#### Objective
Locate each line containing the string "JSON" and copy it out.

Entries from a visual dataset
.....

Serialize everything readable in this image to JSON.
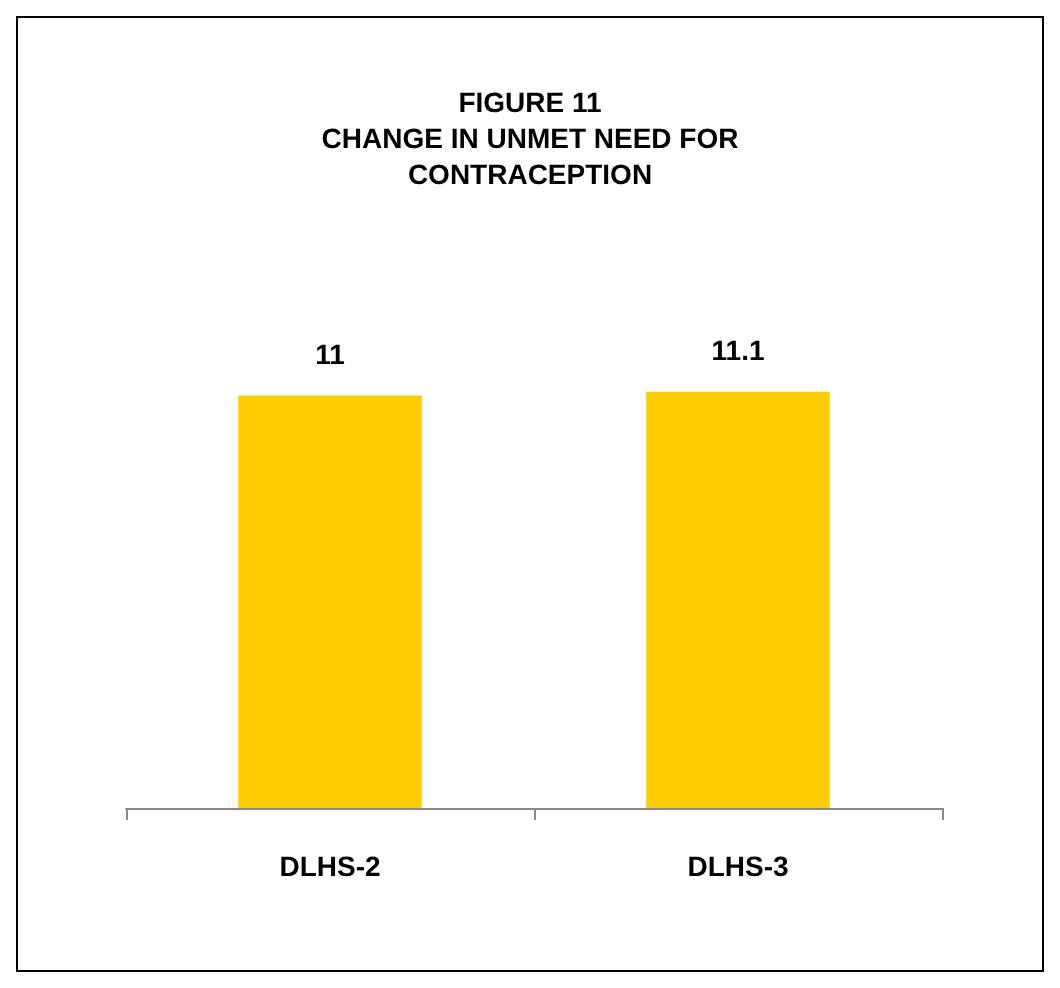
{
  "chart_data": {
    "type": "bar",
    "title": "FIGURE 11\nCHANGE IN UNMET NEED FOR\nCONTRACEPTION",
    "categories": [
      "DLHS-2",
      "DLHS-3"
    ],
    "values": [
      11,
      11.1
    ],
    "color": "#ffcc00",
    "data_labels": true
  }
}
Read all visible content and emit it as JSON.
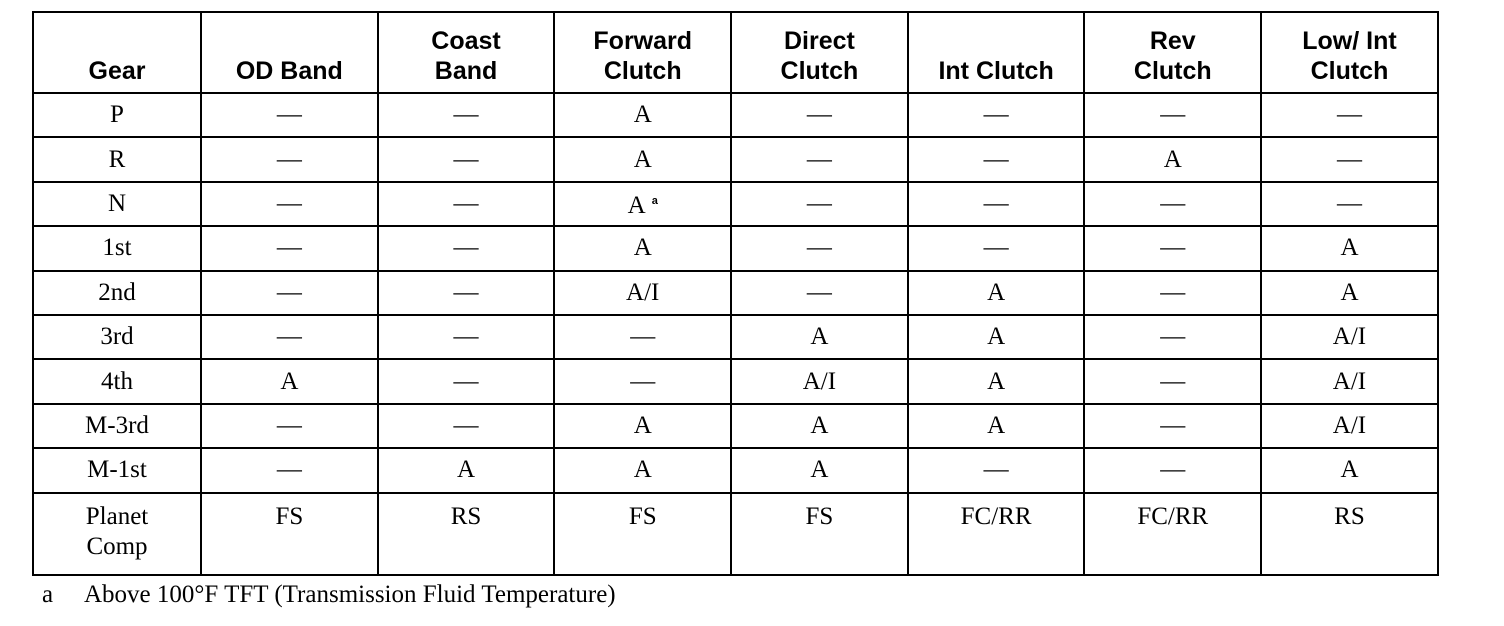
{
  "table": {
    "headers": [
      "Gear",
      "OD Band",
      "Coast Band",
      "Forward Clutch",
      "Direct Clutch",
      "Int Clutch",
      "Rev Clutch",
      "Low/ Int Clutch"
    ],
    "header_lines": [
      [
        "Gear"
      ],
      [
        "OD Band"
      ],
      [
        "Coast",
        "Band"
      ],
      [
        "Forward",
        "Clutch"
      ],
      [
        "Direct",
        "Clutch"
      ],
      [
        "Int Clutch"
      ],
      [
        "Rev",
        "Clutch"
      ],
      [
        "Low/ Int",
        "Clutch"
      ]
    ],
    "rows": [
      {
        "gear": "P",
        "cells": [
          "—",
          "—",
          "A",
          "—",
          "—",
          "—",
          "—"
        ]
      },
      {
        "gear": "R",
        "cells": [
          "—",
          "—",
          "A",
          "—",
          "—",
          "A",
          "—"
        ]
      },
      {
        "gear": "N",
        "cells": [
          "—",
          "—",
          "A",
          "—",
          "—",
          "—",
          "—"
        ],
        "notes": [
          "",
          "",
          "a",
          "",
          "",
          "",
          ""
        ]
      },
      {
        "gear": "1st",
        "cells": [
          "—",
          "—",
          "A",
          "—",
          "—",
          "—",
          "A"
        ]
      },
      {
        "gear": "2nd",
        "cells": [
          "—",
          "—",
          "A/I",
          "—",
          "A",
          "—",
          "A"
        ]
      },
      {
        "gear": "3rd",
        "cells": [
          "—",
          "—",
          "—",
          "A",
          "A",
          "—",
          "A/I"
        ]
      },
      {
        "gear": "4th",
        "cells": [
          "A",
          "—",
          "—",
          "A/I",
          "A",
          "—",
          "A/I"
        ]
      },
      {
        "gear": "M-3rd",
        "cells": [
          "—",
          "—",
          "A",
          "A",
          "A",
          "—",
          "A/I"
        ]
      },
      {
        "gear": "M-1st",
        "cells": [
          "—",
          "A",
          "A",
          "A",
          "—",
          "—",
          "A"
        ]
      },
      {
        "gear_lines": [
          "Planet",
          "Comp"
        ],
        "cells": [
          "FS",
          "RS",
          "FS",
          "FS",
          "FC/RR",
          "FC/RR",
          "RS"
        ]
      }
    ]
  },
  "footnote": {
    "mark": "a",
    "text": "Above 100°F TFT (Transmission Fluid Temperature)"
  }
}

.....

#### Complete answer
Serialize everything readable in this image to JSON.
Read all visible content and emit it as JSON.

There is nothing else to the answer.